● PROBLEM TO WORK ON: Would you quote the material below in full and unchanged?

○ ○ ○

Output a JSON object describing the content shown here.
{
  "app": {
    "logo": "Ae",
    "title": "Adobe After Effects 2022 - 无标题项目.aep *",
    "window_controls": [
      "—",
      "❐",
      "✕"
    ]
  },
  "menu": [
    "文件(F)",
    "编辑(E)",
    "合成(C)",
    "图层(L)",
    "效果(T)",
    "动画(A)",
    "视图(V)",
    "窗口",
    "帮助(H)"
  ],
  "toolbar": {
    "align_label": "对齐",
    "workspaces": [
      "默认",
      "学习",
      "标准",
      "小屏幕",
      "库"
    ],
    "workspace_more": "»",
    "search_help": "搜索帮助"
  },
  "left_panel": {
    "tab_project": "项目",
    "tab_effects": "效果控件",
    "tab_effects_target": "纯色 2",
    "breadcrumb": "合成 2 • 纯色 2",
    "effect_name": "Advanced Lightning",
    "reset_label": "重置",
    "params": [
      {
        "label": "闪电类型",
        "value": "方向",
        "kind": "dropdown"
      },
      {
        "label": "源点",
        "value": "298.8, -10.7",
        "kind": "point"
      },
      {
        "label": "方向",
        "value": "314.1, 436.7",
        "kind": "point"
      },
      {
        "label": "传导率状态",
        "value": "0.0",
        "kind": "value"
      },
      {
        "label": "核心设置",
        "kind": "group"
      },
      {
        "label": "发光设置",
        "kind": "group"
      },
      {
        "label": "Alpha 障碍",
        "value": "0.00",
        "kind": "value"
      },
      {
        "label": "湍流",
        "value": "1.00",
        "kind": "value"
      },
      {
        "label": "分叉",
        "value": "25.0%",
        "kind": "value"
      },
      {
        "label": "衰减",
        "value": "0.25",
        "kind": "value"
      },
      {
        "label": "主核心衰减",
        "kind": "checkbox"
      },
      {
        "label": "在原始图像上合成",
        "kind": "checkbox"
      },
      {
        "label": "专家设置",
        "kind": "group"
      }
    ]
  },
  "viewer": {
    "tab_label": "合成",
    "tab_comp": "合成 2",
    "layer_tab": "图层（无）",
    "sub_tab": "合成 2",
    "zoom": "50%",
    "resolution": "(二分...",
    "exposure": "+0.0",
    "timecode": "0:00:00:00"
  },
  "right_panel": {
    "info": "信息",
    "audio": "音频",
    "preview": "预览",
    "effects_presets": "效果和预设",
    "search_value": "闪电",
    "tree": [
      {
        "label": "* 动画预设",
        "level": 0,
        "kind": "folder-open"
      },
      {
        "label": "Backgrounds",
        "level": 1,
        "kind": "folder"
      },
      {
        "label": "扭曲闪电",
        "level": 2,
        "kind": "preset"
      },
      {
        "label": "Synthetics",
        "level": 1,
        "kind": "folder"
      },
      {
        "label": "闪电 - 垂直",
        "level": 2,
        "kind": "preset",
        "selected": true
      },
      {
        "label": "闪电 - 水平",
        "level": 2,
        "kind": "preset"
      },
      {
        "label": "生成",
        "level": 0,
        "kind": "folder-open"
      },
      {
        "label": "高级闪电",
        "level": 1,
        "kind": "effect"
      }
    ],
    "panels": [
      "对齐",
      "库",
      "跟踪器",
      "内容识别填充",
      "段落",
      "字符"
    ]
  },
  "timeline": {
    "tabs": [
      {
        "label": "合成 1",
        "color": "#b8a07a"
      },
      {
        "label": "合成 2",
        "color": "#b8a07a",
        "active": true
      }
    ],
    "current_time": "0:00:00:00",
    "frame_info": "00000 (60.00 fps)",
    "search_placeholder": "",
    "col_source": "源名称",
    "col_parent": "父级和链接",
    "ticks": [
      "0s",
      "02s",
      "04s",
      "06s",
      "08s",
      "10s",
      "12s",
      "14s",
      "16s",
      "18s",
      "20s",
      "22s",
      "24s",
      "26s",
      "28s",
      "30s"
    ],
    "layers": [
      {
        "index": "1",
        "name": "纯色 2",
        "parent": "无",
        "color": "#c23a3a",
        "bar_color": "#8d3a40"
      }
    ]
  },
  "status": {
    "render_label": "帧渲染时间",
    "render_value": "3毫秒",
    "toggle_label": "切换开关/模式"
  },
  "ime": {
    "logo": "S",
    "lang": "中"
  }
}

○ ○ ○

● RESULT OF THIS EXERCISE:
Output a JSON object describing the content shown here.
{
  "app": {
    "logo": "Ae",
    "title": "Adobe After Effects 2022 - 无标题项目.aep *",
    "window_controls": [
      "—",
      "❐",
      "✕"
    ]
  },
  "menu": [
    "文件(F)",
    "编辑(E)",
    "合成(C)",
    "图层(L)",
    "效果(T)",
    "动画(A)",
    "视图(V)",
    "窗口",
    "帮助(H)"
  ],
  "toolbar": {
    "align_label": "对齐",
    "workspaces": [
      "默认",
      "学习",
      "标准",
      "小屏幕",
      "库"
    ],
    "workspace_more": "»",
    "search_help": "搜索帮助"
  },
  "left_panel": {
    "tab_project": "项目",
    "tab_effects": "效果控件",
    "tab_effects_target": "纯色 2",
    "breadcrumb": "合成 2 • 纯色 2",
    "effect_name": "Advanced Lightning",
    "reset_label": "重置",
    "params": [
      {
        "label": "闪电类型",
        "value": "方向",
        "kind": "dropdown"
      },
      {
        "label": "源点",
        "value": "298.8, -10.7",
        "kind": "point"
      },
      {
        "label": "方向",
        "value": "314.1, 436.7",
        "kind": "point"
      },
      {
        "label": "传导率状态",
        "value": "0.0",
        "kind": "value"
      },
      {
        "label": "核心设置",
        "kind": "group"
      },
      {
        "label": "发光设置",
        "kind": "group"
      },
      {
        "label": "Alpha 障碍",
        "value": "0.00",
        "kind": "value"
      },
      {
        "label": "湍流",
        "value": "1.00",
        "kind": "value"
      },
      {
        "label": "分叉",
        "value": "25.0%",
        "kind": "value"
      },
      {
        "label": "衰减",
        "value": "0.25",
        "kind": "value"
      },
      {
        "label": "主核心衰减",
        "kind": "checkbox"
      },
      {
        "label": "在原始图像上合成",
        "kind": "checkbox"
      },
      {
        "label": "专家设置",
        "kind": "group"
      }
    ]
  },
  "viewer": {
    "tab_label": "合成",
    "tab_comp": "合成 2",
    "layer_tab": "图层（无）",
    "sub_tab": "合成 2",
    "zoom": "50%",
    "resolution": "(二分...",
    "exposure": "+0.0",
    "timecode": "0:00:00:00"
  },
  "right_panel": {
    "info": "信息",
    "audio": "音频",
    "preview": "预览",
    "effects_presets": "效果和预设",
    "search_value": "闪电",
    "tree": [
      {
        "label": "* 动画预设",
        "level": 0,
        "kind": "folder-open"
      },
      {
        "label": "Backgrounds",
        "level": 1,
        "kind": "folder"
      },
      {
        "label": "扭曲闪电",
        "level": 2,
        "kind": "preset"
      },
      {
        "label": "Synthetics",
        "level": 1,
        "kind": "folder"
      },
      {
        "label": "闪电 - 垂直",
        "level": 2,
        "kind": "preset",
        "selected": true
      },
      {
        "label": "闪电 - 水平",
        "level": 2,
        "kind": "preset"
      },
      {
        "label": "生成",
        "level": 0,
        "kind": "folder-open"
      },
      {
        "label": "高级闪电",
        "level": 1,
        "kind": "effect"
      }
    ],
    "panels": [
      "对齐",
      "库",
      "跟踪器",
      "内容识别填充",
      "段落",
      "字符"
    ]
  },
  "timeline": {
    "tabs": [
      {
        "label": "合成 1",
        "color": "#b8a07a"
      },
      {
        "label": "合成 2",
        "color": "#b8a07a",
        "active": true
      }
    ],
    "current_time": "0:00:00:00",
    "frame_info": "00000 (60.00 fps)",
    "search_placeholder": "",
    "col_source": "源名称",
    "col_parent": "父级和链接",
    "ticks": [
      "0s",
      "02s",
      "04s",
      "06s",
      "08s",
      "10s",
      "12s",
      "14s",
      "16s",
      "18s",
      "20s",
      "22s",
      "24s",
      "26s",
      "28s",
      "30s"
    ],
    "layers": [
      {
        "index": "1",
        "name": "纯色 2",
        "parent": "无",
        "color": "#c23a3a",
        "bar_color": "#8d3a40"
      }
    ]
  },
  "status": {
    "render_label": "帧渲染时间",
    "render_value": "3毫秒",
    "toggle_label": "切换开关/模式"
  },
  "ime": {
    "logo": "S",
    "lang": "中"
  }
}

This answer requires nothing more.